- What is needed
Quote each line of the material verbatim, without the pictures.

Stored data
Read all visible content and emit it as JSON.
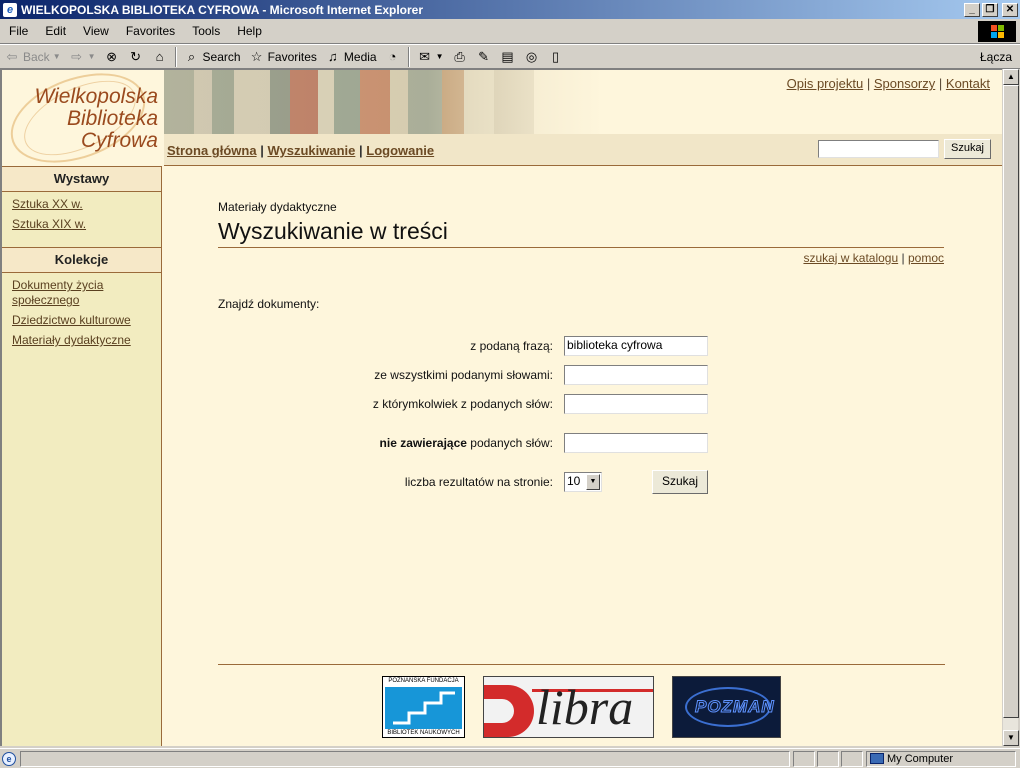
{
  "window": {
    "title": "WIELKOPOLSKA BIBLIOTEKA CYFROWA - Microsoft Internet Explorer",
    "minimize": "_",
    "maximize": "❐",
    "close": "✕"
  },
  "menu": [
    "File",
    "Edit",
    "View",
    "Favorites",
    "Tools",
    "Help"
  ],
  "toolbar": {
    "back": "Back",
    "search": "Search",
    "favorites": "Favorites",
    "media": "Media",
    "links": "Łącza"
  },
  "logo": {
    "line1": "Wielkopolska",
    "line2": "Biblioteka",
    "line3": "Cyfrowa"
  },
  "toplinks": [
    "Opis projektu",
    "Sponsorzy",
    "Kontakt"
  ],
  "nav": [
    "Strona główna",
    "Wyszukiwanie",
    "Logowanie"
  ],
  "header_search": {
    "button": "Szukaj"
  },
  "sidebar": {
    "wystawy": {
      "title": "Wystawy",
      "items": [
        "Sztuka XX w.",
        "Sztuka XIX w."
      ]
    },
    "kolekcje": {
      "title": "Kolekcje",
      "items": [
        "Dokumenty życia społecznego",
        "Dziedzictwo kulturowe",
        "Materiały dydaktyczne"
      ]
    }
  },
  "main": {
    "breadcrumb": "Materiały dydaktyczne",
    "title": "Wyszukiwanie w treści",
    "sublinks": [
      "szukaj w katalogu",
      "pomoc"
    ],
    "find_label": "Znajdź dokumenty:"
  },
  "form": {
    "phrase_label": "z podaną frazą:",
    "phrase_value": "biblioteka cyfrowa",
    "all_words_label": "ze wszystkimi podanymi słowami:",
    "any_words_label": "z którymkolwiek z podanych słów:",
    "none_words_bold": "nie zawierające",
    "none_words_rest": " podanych słów:",
    "results_label": "liczba rezultatów na stronie:",
    "results_value": "10",
    "submit": "Szukaj"
  },
  "sponsors": {
    "fundacja_top": "POZNAŃSKA FUNDACJA",
    "fundacja_bottom": "BIBLIOTEK NAUKOWYCH",
    "dlibra": "libra",
    "pozman": "POZMAN"
  },
  "statusbar": {
    "zone": "My Computer"
  },
  "colors": {
    "page_bg": "#fef6dc",
    "sidebar_bg": "#f2ecc0",
    "link": "#6b4a24",
    "rule": "#9a6a3a"
  }
}
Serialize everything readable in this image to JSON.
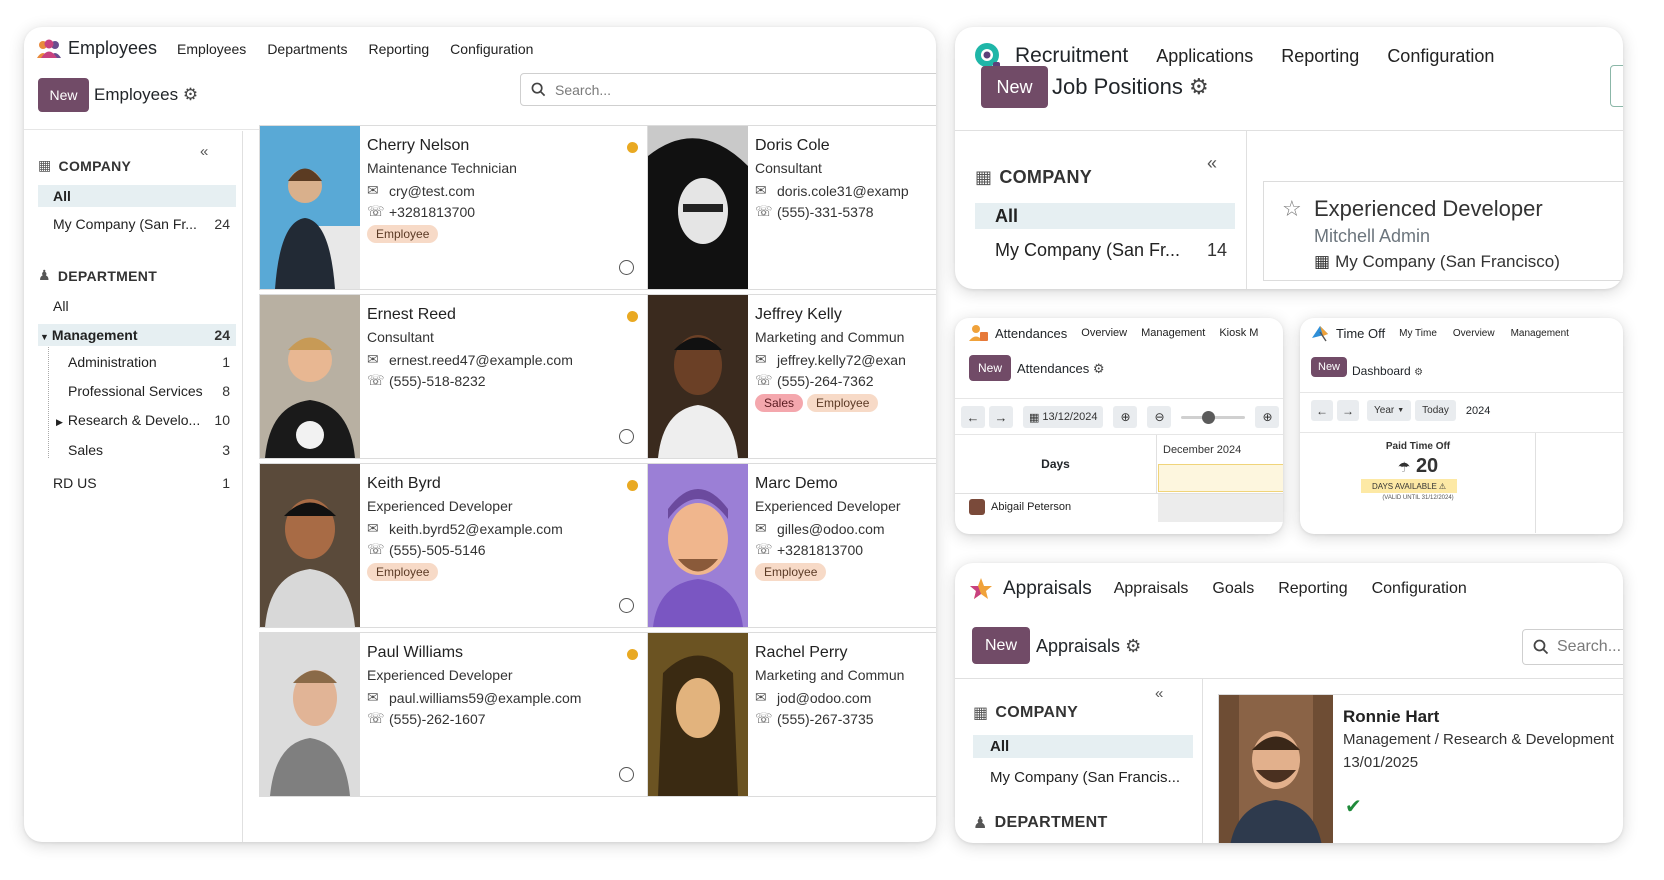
{
  "employees": {
    "app_title": "Employees",
    "menu": [
      "Employees",
      "Departments",
      "Reporting",
      "Configuration"
    ],
    "new_label": "New",
    "breadcrumb": "Employees",
    "search_placeholder": "Search...",
    "company": {
      "title": "COMPANY",
      "items": [
        {
          "label": "All",
          "count": ""
        },
        {
          "label": "My Company (San Fr...",
          "count": "24"
        }
      ]
    },
    "department": {
      "title": "DEPARTMENT",
      "all_label": "All",
      "management": {
        "label": "Management",
        "count": "24"
      },
      "children": [
        {
          "label": "Administration",
          "count": "1"
        },
        {
          "label": "Professional Services",
          "count": "8"
        },
        {
          "label": "Research & Develo...",
          "count": "10"
        },
        {
          "label": "Sales",
          "count": "3"
        }
      ],
      "rd_us": {
        "label": "RD US",
        "count": "1"
      }
    },
    "cards": [
      {
        "name": "Cherry Nelson",
        "job": "Maintenance Technician",
        "email": "cry@test.com",
        "phone": "+3281813700",
        "tags": [
          "Employee"
        ],
        "status": true
      },
      {
        "name": "Doris Cole",
        "job": "Consultant",
        "email": "doris.cole31@examp",
        "phone": "(555)-331-5378",
        "tags": [],
        "status": false
      },
      {
        "name": "Ernest Reed",
        "job": "Consultant",
        "email": "ernest.reed47@example.com",
        "phone": "(555)-518-8232",
        "tags": [],
        "status": true
      },
      {
        "name": "Jeffrey Kelly",
        "job": "Marketing and Commun",
        "email": "jeffrey.kelly72@exan",
        "phone": "(555)-264-7362",
        "tags": [
          "Sales",
          "Employee"
        ],
        "status": false
      },
      {
        "name": "Keith Byrd",
        "job": "Experienced Developer",
        "email": "keith.byrd52@example.com",
        "phone": "(555)-505-5146",
        "tags": [
          "Employee"
        ],
        "status": true
      },
      {
        "name": "Marc Demo",
        "job": "Experienced Developer",
        "email": "gilles@odoo.com",
        "phone": "+3281813700",
        "tags": [
          "Employee"
        ],
        "status": false
      },
      {
        "name": "Paul Williams",
        "job": "Experienced Developer",
        "email": "paul.williams59@example.com",
        "phone": "(555)-262-1607",
        "tags": [],
        "status": true
      },
      {
        "name": "Rachel Perry",
        "job": "Marketing and Commun",
        "email": "jod@odoo.com",
        "phone": "(555)-267-3735",
        "tags": [],
        "status": false
      }
    ]
  },
  "recruitment": {
    "app_title": "Recruitment",
    "menu": [
      "Applications",
      "Reporting",
      "Configuration"
    ],
    "new_label": "New",
    "breadcrumb": "Job Positions",
    "company_title": "COMPANY",
    "all_label": "All",
    "partial_item": "My Company (San Fr...",
    "partial_count": "14",
    "job": {
      "title": "Experienced Developer",
      "manager": "Mitchell Admin",
      "company": "My Company (San Francisco)"
    }
  },
  "attendances": {
    "app_title": "Attendances",
    "menu": [
      "Overview",
      "Management",
      "Kiosk M"
    ],
    "new_label": "New",
    "breadcrumb": "Attendances",
    "date": "13/12/2024",
    "days_label": "Days",
    "month_label": "December 2024",
    "person": "Abigail Peterson"
  },
  "timeoff": {
    "app_title": "Time Off",
    "menu": [
      "My Time",
      "Overview",
      "Management"
    ],
    "new_label": "New",
    "breadcrumb": "Dashboard",
    "year_btn": "Year",
    "today_btn": "Today",
    "year_value": "2024",
    "paid_label": "Paid Time Off",
    "days_value": "20",
    "days_available": "DAYS AVAILABLE",
    "valid_until": "(VALID UNTIL 31/12/2024)"
  },
  "appraisals": {
    "app_title": "Appraisals",
    "menu": [
      "Appraisals",
      "Goals",
      "Reporting",
      "Configuration"
    ],
    "new_label": "New",
    "breadcrumb": "Appraisals",
    "search_placeholder": "Search...",
    "company_title": "COMPANY",
    "all_label": "All",
    "company_item": "My Company (San Francis...",
    "department_title": "DEPARTMENT",
    "person": {
      "name": "Ronnie Hart",
      "dept": "Management / Research & Development",
      "date": "13/01/2025"
    }
  },
  "colors": {
    "brand": "#714b67",
    "status_dot": "#e9a922",
    "tag_employee": "#f7dac7",
    "tag_sales": "#f4a7ad",
    "check": "#1f8a3a"
  }
}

- Solution to this exercise
Read all visible content and emit it as JSON.
{
  "window": {
    "title": "WIELKOPOLSKA BIBLIOTEKA CYFROWA - Microsoft Internet Explorer",
    "minimize": "_",
    "maximize": "❐",
    "close": "✕"
  },
  "menu": [
    "File",
    "Edit",
    "View",
    "Favorites",
    "Tools",
    "Help"
  ],
  "toolbar": {
    "back": "Back",
    "search": "Search",
    "favorites": "Favorites",
    "media": "Media",
    "links": "Łącza"
  },
  "logo": {
    "line1": "Wielkopolska",
    "line2": "Biblioteka",
    "line3": "Cyfrowa"
  },
  "toplinks": [
    "Opis projektu",
    "Sponsorzy",
    "Kontakt"
  ],
  "nav": [
    "Strona główna",
    "Wyszukiwanie",
    "Logowanie"
  ],
  "header_search": {
    "button": "Szukaj"
  },
  "sidebar": {
    "wystawy": {
      "title": "Wystawy",
      "items": [
        "Sztuka XX w.",
        "Sztuka XIX w."
      ]
    },
    "kolekcje": {
      "title": "Kolekcje",
      "items": [
        "Dokumenty życia społecznego",
        "Dziedzictwo kulturowe",
        "Materiały dydaktyczne"
      ]
    }
  },
  "main": {
    "breadcrumb": "Materiały dydaktyczne",
    "title": "Wyszukiwanie w treści",
    "sublinks": [
      "szukaj w katalogu",
      "pomoc"
    ],
    "find_label": "Znajdź dokumenty:"
  },
  "form": {
    "phrase_label": "z podaną frazą:",
    "phrase_value": "biblioteka cyfrowa",
    "all_words_label": "ze wszystkimi podanymi słowami:",
    "any_words_label": "z którymkolwiek z podanych słów:",
    "none_words_bold": "nie zawierające",
    "none_words_rest": " podanych słów:",
    "results_label": "liczba rezultatów na stronie:",
    "results_value": "10",
    "submit": "Szukaj"
  },
  "sponsors": {
    "fundacja_top": "POZNAŃSKA FUNDACJA",
    "fundacja_bottom": "BIBLIOTEK NAUKOWYCH",
    "dlibra": "libra",
    "pozman": "POZMAN"
  },
  "statusbar": {
    "zone": "My Computer"
  },
  "colors": {
    "page_bg": "#fef6dc",
    "sidebar_bg": "#f2ecc0",
    "link": "#6b4a24",
    "rule": "#9a6a3a"
  }
}
Serialize everything readable in this image to JSON.
{
  "employees": {
    "app_title": "Employees",
    "menu": [
      "Employees",
      "Departments",
      "Reporting",
      "Configuration"
    ],
    "new_label": "New",
    "breadcrumb": "Employees",
    "search_placeholder": "Search...",
    "company": {
      "title": "COMPANY",
      "items": [
        {
          "label": "All",
          "count": ""
        },
        {
          "label": "My Company (San Fr...",
          "count": "24"
        }
      ]
    },
    "department": {
      "title": "DEPARTMENT",
      "all_label": "All",
      "management": {
        "label": "Management",
        "count": "24"
      },
      "children": [
        {
          "label": "Administration",
          "count": "1"
        },
        {
          "label": "Professional Services",
          "count": "8"
        },
        {
          "label": "Research & Develo...",
          "count": "10"
        },
        {
          "label": "Sales",
          "count": "3"
        }
      ],
      "rd_us": {
        "label": "RD US",
        "count": "1"
      }
    },
    "cards": [
      {
        "name": "Cherry Nelson",
        "job": "Maintenance Technician",
        "email": "cry@test.com",
        "phone": "+3281813700",
        "tags": [
          "Employee"
        ],
        "status": true
      },
      {
        "name": "Doris Cole",
        "job": "Consultant",
        "email": "doris.cole31@examp",
        "phone": "(555)-331-5378",
        "tags": [],
        "status": false
      },
      {
        "name": "Ernest Reed",
        "job": "Consultant",
        "email": "ernest.reed47@example.com",
        "phone": "(555)-518-8232",
        "tags": [],
        "status": true
      },
      {
        "name": "Jeffrey Kelly",
        "job": "Marketing and Commun",
        "email": "jeffrey.kelly72@exan",
        "phone": "(555)-264-7362",
        "tags": [
          "Sales",
          "Employee"
        ],
        "status": false
      },
      {
        "name": "Keith Byrd",
        "job": "Experienced Developer",
        "email": "keith.byrd52@example.com",
        "phone": "(555)-505-5146",
        "tags": [
          "Employee"
        ],
        "status": true
      },
      {
        "name": "Marc Demo",
        "job": "Experienced Developer",
        "email": "gilles@odoo.com",
        "phone": "+3281813700",
        "tags": [
          "Employee"
        ],
        "status": false
      },
      {
        "name": "Paul Williams",
        "job": "Experienced Developer",
        "email": "paul.williams59@example.com",
        "phone": "(555)-262-1607",
        "tags": [],
        "status": true
      },
      {
        "name": "Rachel Perry",
        "job": "Marketing and Commun",
        "email": "jod@odoo.com",
        "phone": "(555)-267-3735",
        "tags": [],
        "status": false
      }
    ]
  },
  "recruitment": {
    "app_title": "Recruitment",
    "menu": [
      "Applications",
      "Reporting",
      "Configuration"
    ],
    "new_label": "New",
    "breadcrumb": "Job Positions",
    "company_title": "COMPANY",
    "all_label": "All",
    "partial_item": "My Company (San Fr...",
    "partial_count": "14",
    "job": {
      "title": "Experienced Developer",
      "manager": "Mitchell Admin",
      "company": "My Company (San Francisco)"
    }
  },
  "attendances": {
    "app_title": "Attendances",
    "menu": [
      "Overview",
      "Management",
      "Kiosk M"
    ],
    "new_label": "New",
    "breadcrumb": "Attendances",
    "date": "13/12/2024",
    "days_label": "Days",
    "month_label": "December 2024",
    "person": "Abigail Peterson"
  },
  "timeoff": {
    "app_title": "Time Off",
    "menu": [
      "My Time",
      "Overview",
      "Management"
    ],
    "new_label": "New",
    "breadcrumb": "Dashboard",
    "year_btn": "Year",
    "today_btn": "Today",
    "year_value": "2024",
    "paid_label": "Paid Time Off",
    "days_value": "20",
    "days_available": "DAYS AVAILABLE",
    "valid_until": "(VALID UNTIL 31/12/2024)"
  },
  "appraisals": {
    "app_title": "Appraisals",
    "menu": [
      "Appraisals",
      "Goals",
      "Reporting",
      "Configuration"
    ],
    "new_label": "New",
    "breadcrumb": "Appraisals",
    "search_placeholder": "Search...",
    "company_title": "COMPANY",
    "all_label": "All",
    "company_item": "My Company (San Francis...",
    "department_title": "DEPARTMENT",
    "person": {
      "name": "Ronnie Hart",
      "dept": "Management / Research & Development",
      "date": "13/01/2025"
    }
  },
  "colors": {
    "brand": "#714b67",
    "status_dot": "#e9a922",
    "tag_employee": "#f7dac7",
    "tag_sales": "#f4a7ad",
    "check": "#1f8a3a"
  }
}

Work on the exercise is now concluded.